Saved data entries:
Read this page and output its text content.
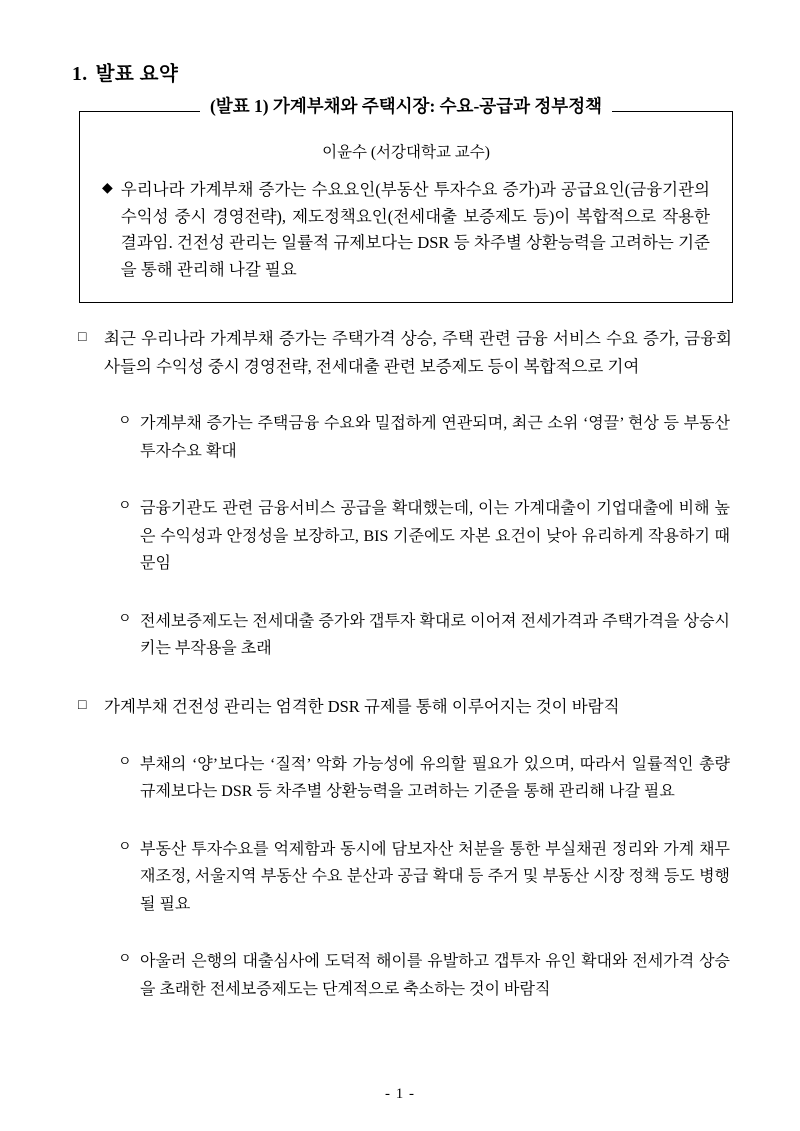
1. 발표 요약
(발표 1) 가계부채와 주택시장: 수요-공급과 정부정책
이윤수 (서강대학교 교수)
◆ 우리나라 가계부채 증가는 수요요인(부동산 투자수요 증가)과 공급요인(금융기관의 수익성 중시 경영전략), 제도정책요인(전세대출 보증제도 등)이 복합적으로 작용한 결과임. 건전성 관리는 일률적 규제보다는 DSR 등 차주별 상환능력을 고려하는 기준을 통해 관리해 나갈 필요
□	최근 우리나라 가계부채 증가는 주택가격 상승, 주택 관련 금융 서비스 수요 증가, 금융회사들의 수익성 중시 경영전략, 전세대출 관련 보증제도 등이 복합적으로 기여
ㅇ 가계부채 증가는 주택금융 수요와 밀접하게 연관되며, 최근 소위 ‘영끌’ 현상 등 부동산 투자수요 확대
ㅇ 금융기관도 관련 금융서비스 공급을 확대했는데, 이는 가계대출이 기업대출에 비해 높은 수익성과 안정성을 보장하고, BIS 기준에도 자본 요건이 낮아 유리하게 작용하기 때문임
ㅇ 전세보증제도는 전세대출 증가와 갭투자 확대로 이어져 전세가격과 주택가격을 상승시키는 부작용을 초래
□	가계부채 건전성 관리는 엄격한 DSR 규제를 통해 이루어지는 것이 바람직
ㅇ 부채의 ‘양’보다는 ‘질적’ 악화 가능성에 유의할 필요가 있으며, 따라서 일률적인 총량 규제보다는 DSR 등 차주별 상환능력을 고려하는 기준을 통해 관리해 나갈 필요
ㅇ 부동산 투자수요를 억제함과 동시에 담보자산 처분을 통한 부실채권 정리와 가계 채무 재조정, 서울지역 부동산 수요 분산과 공급 확대 등 주거 및 부동산 시장 정책 등도 병행될 필요
ㅇ 아울러 은행의 대출심사에 도덕적 해이를 유발하고 갭투자 유인 확대와 전세가격 상승을 초래한 전세보증제도는 단계적으로 축소하는 것이 바람직
- 1 -
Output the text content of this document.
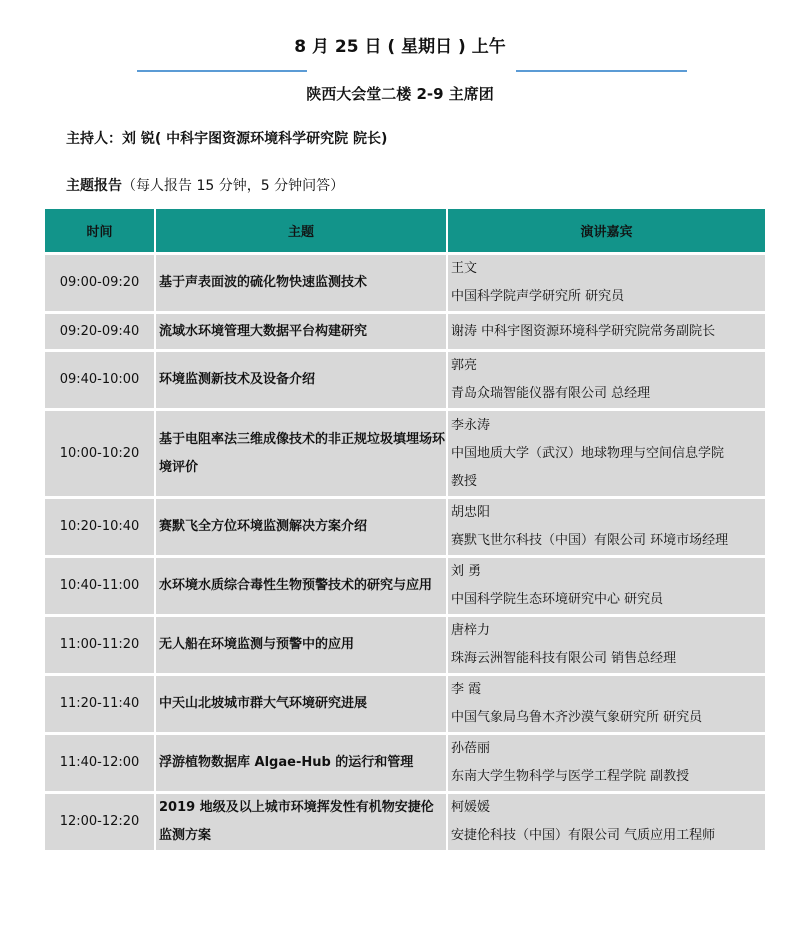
8 月 25 日 ( 星期日 ) 上午
陕西大会堂二楼 2-9 主席团
主持人：刘 锐( 中科宇图资源环境科学研究院 院长)
主题报告（每人报告 15 分钟，5 分钟问答）
时间	主题	演讲嘉宾
09:00-09:20	基于声表面波的硫化物快速监测技术	王文
中国科学院声学研究所 研究员

09:20-09:40	流域水环境管理大数据平台构建研究	谢涛 中科宇图资源环境科学研究院常务副院长

09:40-10:00	环境监测新技术及设备介绍	郭亮
青岛众瑞智能仪器有限公司 总经理

10:00-10:20	基于电阻率法三维成像技术的非正规垃圾填埋场环境评价	李永涛
中国地质大学（武汉）地球物理与空间信息学院
教授

10:20-10:40	赛默飞全方位环境监测解决方案介绍	胡忠阳
赛默飞世尔科技（中国）有限公司 环境市场经理

10:40-11:00	水环境水质综合毒性生物预警技术的研究与应用	刘 勇
中国科学院生态环境研究中心 研究员

11:00-11:20	无人船在环境监测与预警中的应用	唐梓力
珠海云洲智能科技有限公司 销售总经理

11:20-11:40	中天山北坡城市群大气环境研究进展	李 霞
中国气象局乌鲁木齐沙漠气象研究所 研究员

11:40-12:00	浮游植物数据库 Algae-Hub 的运行和管理	孙蓓丽
东南大学生物科学与医学工程学院 副教授

12:00-12:20	2019 地级及以上城市环境挥发性有机物安捷伦监测方案	柯媛媛
安捷伦科技（中国）有限公司 气质应用工程师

● **What you will do**
Write out every line of the preceding listing that contains "규제보다는".

● **Answer to this exercise**
◆ 우리나라 가계부채 증가는 수요요인(부동산 투자수요 증가)과 공급요인(금융기관의 수익성 중시 경영전략), 제도정책요인(전세대출 보증제도 등)이 복합적으로 작용한 결과임. 건전성 관리는 일률적 규제보다는 DSR 등 차주별 상환능력을 고려하는 기준을 통해 관리해 나갈 필요
ㅇ 부채의 ‘양’보다는 ‘질적’ 악화 가능성에 유의할 필요가 있으며, 따라서 일률적인 총량 규제보다는 DSR 등 차주별 상환능력을 고려하는 기준을 통해 관리해 나갈 필요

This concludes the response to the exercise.